__What the task requires__. Each line in the data holding "bitte" should be listed.

__Data extracted from a collection__.
=== Begin Enclosure ===
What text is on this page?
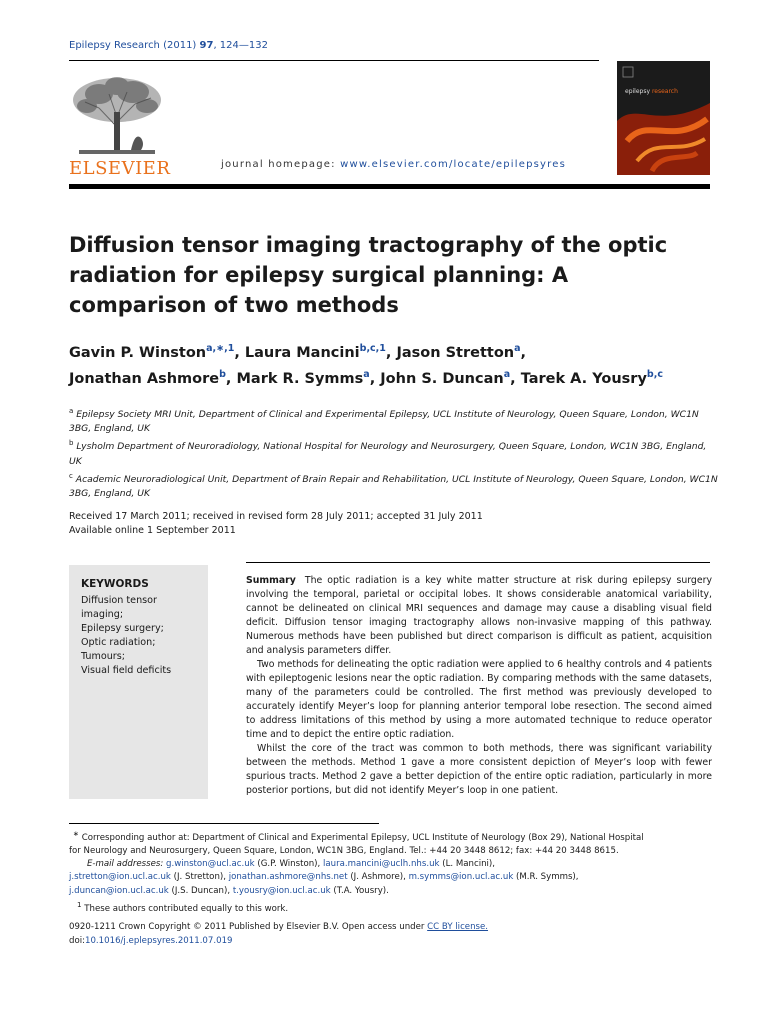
Epilepsy Research (2011) 97, 124—132
ELSEVIER	journal homepage: www.elsevier.com/locate/epilepsyres
epilepsy research
Diffusion tensor imaging tractography of the optic radiation for epilepsy surgical planning: A comparison of two methods
Gavin P. Winston$^{a,∗,1}$, Laura Mancini$^{b,c,1}$, Jason Stretton$^a$,
Jonathan Ashmore$^b$, Mark R. Symms$^a$, John S. Duncan$^a$, Tarek A. Yousry$^{b,c}$
$^a$ Epilepsy Society MRI Unit, Department of Clinical and Experimental Epilepsy, UCL Institute of Neurology, Queen Square, London, WC1N 3BG, England, UK
$^b$ Lysholm Department of Neuroradiology, National Hospital for Neurology and Neurosurgery, Queen Square, London, WC1N 3BG, England, UK
$^c$ Academic Neuroradiological Unit, Department of Brain Repair and Rehabilitation, UCL Institute of Neurology, Queen Square, London, WC1N 3BG, England, UK
Received 17 March 2011; received in revised form 28 July 2011; accepted 31 July 2011
Available online 1 September 2011
KEYWORDS
Diffusion tensor imaging;
Epilepsy surgery;
Optic radiation;
Tumours;
Visual field deficits

Summary The optic radiation is a key white matter structure at risk during epilepsy surgery involving the temporal, parietal or occipital lobes. It shows considerable anatomical variability, cannot be delineated on clinical MRI sequences and damage may cause a disabling visual field deficit. Diffusion tensor imaging tractography allows non-invasive mapping of this pathway. Numerous methods have been published but direct comparison is difficult as patient, acquisition and analysis parameters differ.

Two methods for delineating the optic radiation were applied to 6 healthy controls and 4 patients with epileptogenic lesions near the optic radiation. By comparing methods with the same datasets, many of the parameters could be controlled. The first method was previously developed to accurately identify Meyer’s loop for planning anterior temporal lobe resection. The second aimed to address limitations of this method by using a more automated technique to reduce operator time and to depict the entire optic radiation.

Whilst the core of the tract was common to both methods, there was significant variability between the methods. Method 1 gave a more consistent depiction of Meyer’s loop with fewer spurious tracts. Method 2 gave a better depiction of the entire optic radiation, particularly in more posterior portions, but did not identify Meyer’s loop in one patient.

∗ Corresponding author at: Department of Clinical and Experimental Epilepsy, UCL Institute of Neurology (Box 29), National Hospital
for Neurology and Neurosurgery, Queen Square, London, WC1N 3BG, England. Tel.: +44 20 3448 8612; fax: +44 20 3448 8615.
E-mail addresses: g.winston@ucl.ac.uk (G.P. Winston), laura.mancini@uclh.nhs.uk (L. Mancini),
j.stretton@ion.ucl.ac.uk (J. Stretton), jonathan.ashmore@nhs.net (J. Ashmore), m.symms@ion.ucl.ac.uk (M.R. Symms),
j.duncan@ion.ucl.ac.uk (J.S. Duncan), t.yousry@ion.ucl.ac.uk (T.A. Yousry).
$^1$ These authors contributed equally to this work.
0920-1211 Crown Copyright © 2011 Published by Elsevier B.V. Open access under CC BY license.
doi:10.1016/j.eplepsyres.2011.07.019
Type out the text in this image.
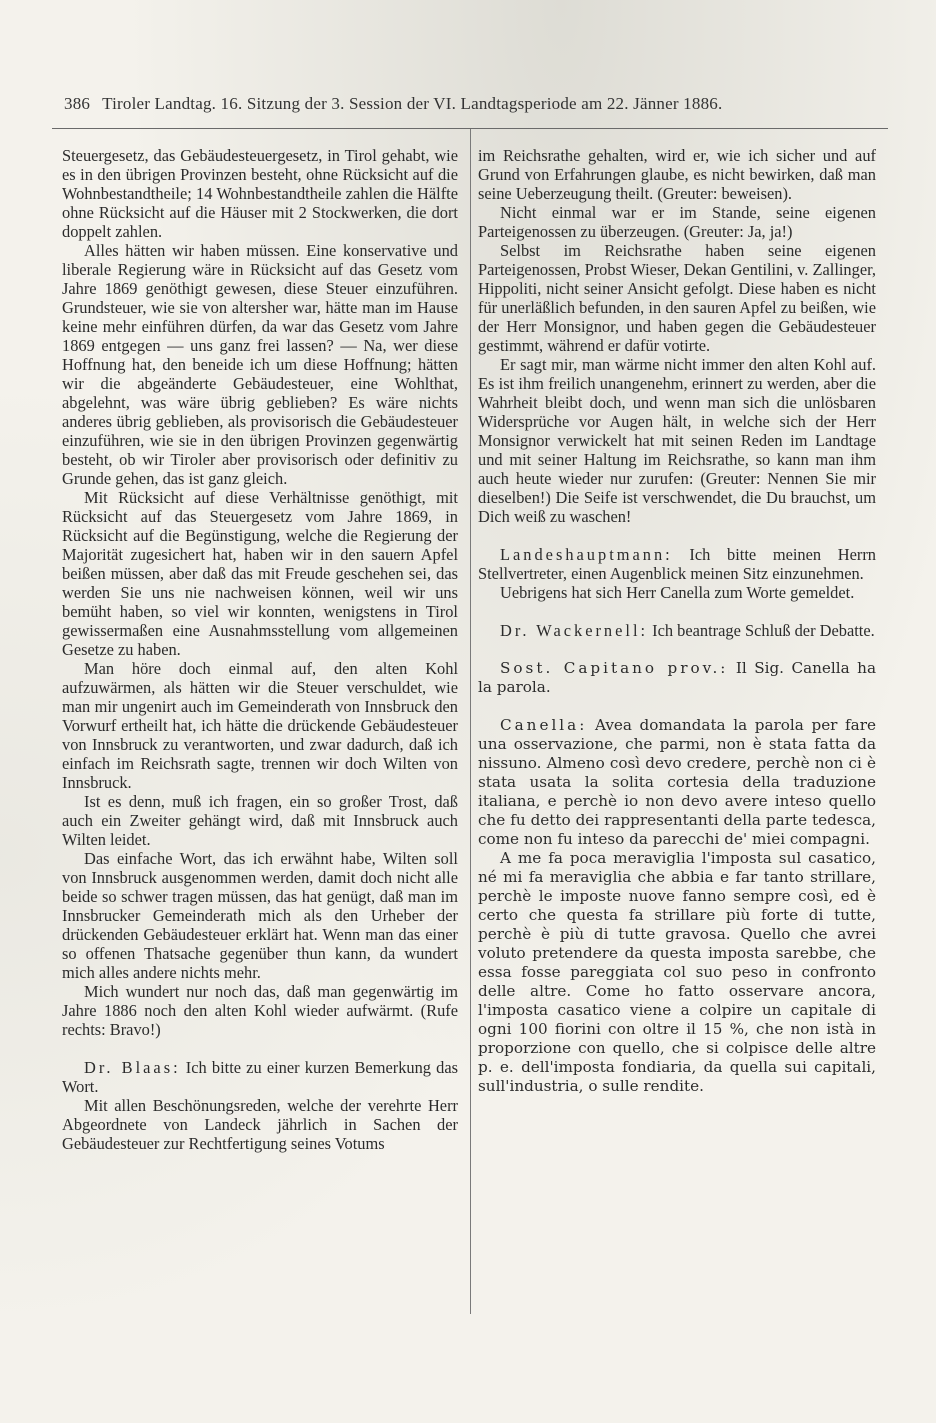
386 Tiroler Landtag. 16. Sitzung der 3. Session der VI. Landtagsperiode am 22. Jänner 1886.

Steuergesetz, das Gebäudesteuergesetz, in Tirol gehabt, wie es in den übrigen Provinzen besteht, ohne Rücksicht auf die Wohnbestandtheile; 14 Wohnbestandtheile zahlen die Hälfte ohne Rücksicht auf die Häuser mit 2 Stockwerken, die dort doppelt zahlen.

Alles hätten wir haben müssen. Eine konservative und liberale Regierung wäre in Rücksicht auf das Gesetz vom Jahre 1869 genöthigt gewesen, diese Steuer einzuführen. Grundsteuer, wie sie von altersher war, hätte man im Hause keine mehr einführen dürfen, da war das Gesetz vom Jahre 1869 entgegen — uns ganz frei lassen? — Na, wer diese Hoffnung hat, den beneide ich um diese Hoffnung; hätten wir die abgeänderte Gebäudesteuer, eine Wohlthat, abgelehnt, was wäre übrig geblieben? Es wäre nichts anderes übrig geblieben, als provisorisch die Gebäudesteuer einzuführen, wie sie in den übrigen Provinzen gegenwärtig besteht, ob wir Tiroler aber provisorisch oder definitiv zu Grunde gehen, das ist ganz gleich.

Mit Rücksicht auf diese Verhältnisse genöthigt, mit Rücksicht auf das Steuergesetz vom Jahre 1869, in Rücksicht auf die Begünstigung, welche die Regierung der Majorität zugesichert hat, haben wir in den sauern Apfel beißen müssen, aber daß das mit Freude geschehen sei, das werden Sie uns nie nachweisen können, weil wir uns bemüht haben, so viel wir konnten, wenigstens in Tirol gewissermaßen eine Ausnahmsstellung vom allgemeinen Gesetze zu haben.

Man höre doch einmal auf, den alten Kohl aufzuwärmen, als hätten wir die Steuer verschuldet, wie man mir ungenirt auch im Gemeinderath von Innsbruck den Vorwurf ertheilt hat, ich hätte die drückende Gebäudesteuer von Innsbruck zu verantworten, und zwar dadurch, daß ich einfach im Reichsrath sagte, trennen wir doch Wilten von Innsbruck.

Ist es denn, muß ich fragen, ein so großer Trost, daß auch ein Zweiter gehängt wird, daß mit Innsbruck auch Wilten leidet.

Das einfache Wort, das ich erwähnt habe, Wilten soll von Innsbruck ausgenommen werden, damit doch nicht alle beide so schwer tragen müssen, das hat genügt, daß man im Innsbrucker Gemeinderath mich als den Urheber der drückenden Gebäudesteuer erklärt hat. Wenn man das einer so offenen Thatsache gegenüber thun kann, da wundert mich alles andere nichts mehr.

Mich wundert nur noch das, daß man gegenwärtig im Jahre 1886 noch den alten Kohl wieder aufwärmt. (Rufe rechts: Bravo!)

Dr. Blaas: Ich bitte zu einer kurzen Bemerkung das Wort.

Mit allen Beschönungsreden, welche der verehrte Herr Abgeordnete von Landeck jährlich in Sachen der Gebäudesteuer zur Rechtfertigung seines Votums

im Reichsrathe gehalten, wird er, wie ich sicher und auf Grund von Erfahrungen glaube, es nicht bewirken, daß man seine Ueberzeugung theilt. (Greuter: beweisen).

Nicht einmal war er im Stande, seine eigenen Parteigenossen zu überzeugen. (Greuter: Ja, ja!)

Selbst im Reichsrathe haben seine eigenen Parteigenossen, Probst Wieser, Dekan Gentilini, v. Zallinger, Hippoliti, nicht seiner Ansicht gefolgt. Diese haben es nicht für unerläßlich befunden, in den sauren Apfel zu beißen, wie der Herr Monsignor, und haben gegen die Gebäudesteuer gestimmt, während er dafür votirte.

Er sagt mir, man wärme nicht immer den alten Kohl auf. Es ist ihm freilich unangenehm, erinnert zu werden, aber die Wahrheit bleibt doch, und wenn man sich die unlösbaren Widersprüche vor Augen hält, in welche sich der Herr Monsignor verwickelt hat mit seinen Reden im Landtage und mit seiner Haltung im Reichsrathe, so kann man ihm auch heute wieder nur zurufen: (Greuter: Nennen Sie mir dieselben!) Die Seife ist verschwendet, die Du brauchst, um Dich weiß zu waschen!

Landeshauptmann: Ich bitte meinen Herrn Stellvertreter, einen Augenblick meinen Sitz einzunehmen.

Uebrigens hat sich Herr Canella zum Worte gemeldet.

Dr. Wackernell: Ich beantrage Schluß der Debatte.

Sost. Capitano prov.: Il Sig. Canella ha la parola.

Canella: Avea domandata la parola per fare una osservazione, che parmi, non è stata fatta da nissuno. Almeno così devo credere, perchè non ci è stata usata la solita cortesia della traduzione italiana, e perchè io non devo avere inteso quello che fu detto dei rappresentanti della parte tedesca, come non fu inteso da parecchi de' miei compagni.

A me fa poca meraviglia l'imposta sul casatico, né mi fa meraviglia che abbia e far tanto strillare, perchè le imposte nuove fanno sempre così, ed è certo che questa fa strillare più forte di tutte, perchè è più di tutte gravosa. Quello che avrei voluto pretendere da questa imposta sarebbe, che essa fosse pareggiata col suo peso in confronto delle altre. Come ho fatto osservare ancora, l'imposta casatico viene a colpire un capitale di ogni 100 fiorini con oltre il 15 %, che non istà in proporzione con quello, che si colpisce delle altre p. e. dell'imposta fondiaria, da quella sui capitali, sull'industria, o sulle rendite.
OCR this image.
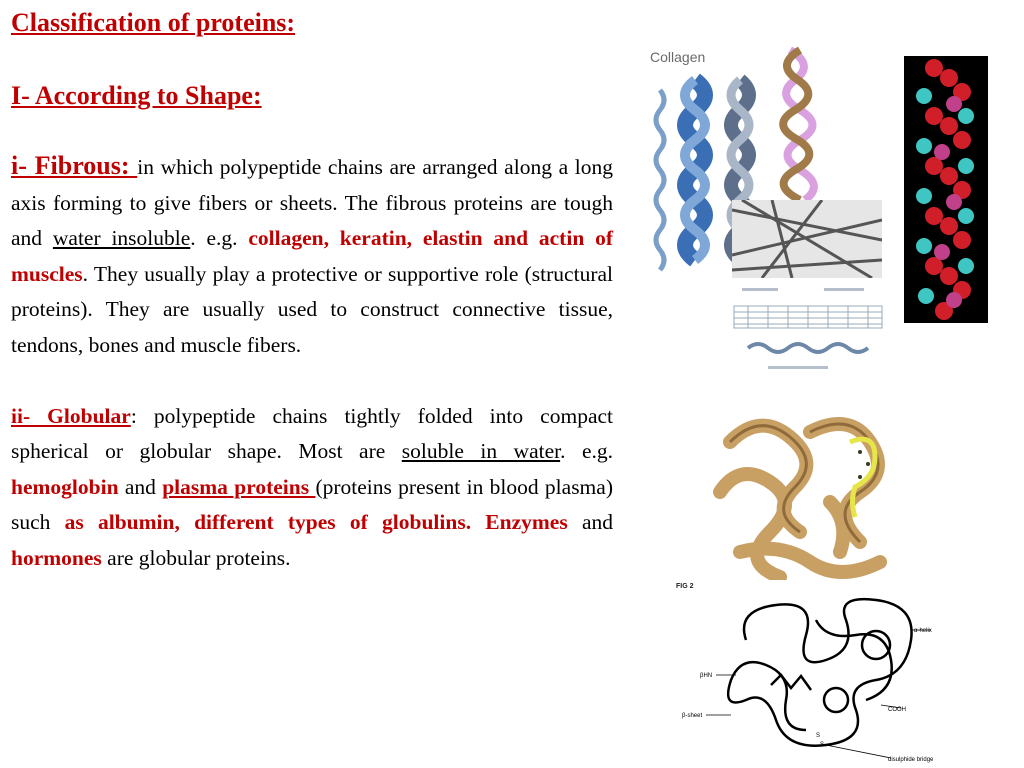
Classification of proteins:
I- According to Shape:

i- Fibrous: in which polypeptide chains are arranged along a long axis forming to give fibers or sheets. The fibrous proteins are tough and water insoluble. e.g. collagen, keratin, elastin and actin of muscles. They usually play a protective or supportive role (structural proteins). They are usually used to construct connective tissue, tendons, bones and muscle fibers.

ii- Globular: polypeptide chains tightly folded into compact spherical or globular shape. Most are soluble in water. e.g. hemoglobin and plasma proteins (proteins present in blood plasma) such as albumin, different types of globulins. Enzymes and hormones are globular proteins.

Collagen
FIG 2
α-helix
βHN
β-sheet
COOH
S
S
disulphide bridge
=== End Enclosure ===
__Solved problem__.
Dr. Blaas: Ich bitte zu einer kurzen Bemerkung das Wort.
Landeshauptmann: Ich bitte meinen Herrn Stellvertreter, einen Augenblick meinen Sitz einzunehmen.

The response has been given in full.